Given exercise => Return all of the data exactly as given.

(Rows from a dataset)
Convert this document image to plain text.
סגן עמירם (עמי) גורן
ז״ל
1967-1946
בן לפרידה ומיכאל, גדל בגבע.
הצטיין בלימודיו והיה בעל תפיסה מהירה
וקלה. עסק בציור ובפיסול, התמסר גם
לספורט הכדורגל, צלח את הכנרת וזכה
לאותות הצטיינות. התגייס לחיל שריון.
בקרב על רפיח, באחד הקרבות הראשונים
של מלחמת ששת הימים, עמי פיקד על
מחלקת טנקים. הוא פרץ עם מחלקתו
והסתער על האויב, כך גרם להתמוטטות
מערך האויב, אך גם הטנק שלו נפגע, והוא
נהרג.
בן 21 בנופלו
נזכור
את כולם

Response to this exercise =>
Convert this document image to plain text.
סגן עמירם (עמי) גורן
ז״ל
1967-1946
בן לפרידה ומיכאל, גדל בגבע.
הצטיין בלימודיו והיה בעל תפיסה מהירה
וקלה. עסק בציור ובפיסול, התמסר גם
לספורט הכדורגל, צלח את הכנרת וזכה
לאותות הצטיינות. התגייס לחיל שריון.
בקרב על רפיח, באחד הקרבות הראשונים
של מלחמת ששת הימים, עמי פיקד על
מחלקת טנקים. הוא פרץ עם מחלקתו
והסתער על האויב, כך גרם להתמוטטות
מערך האויב, אך גם הטנק שלו נפגע, והוא
נהרג.
בן 21 בנופלו
נזכור
את כולם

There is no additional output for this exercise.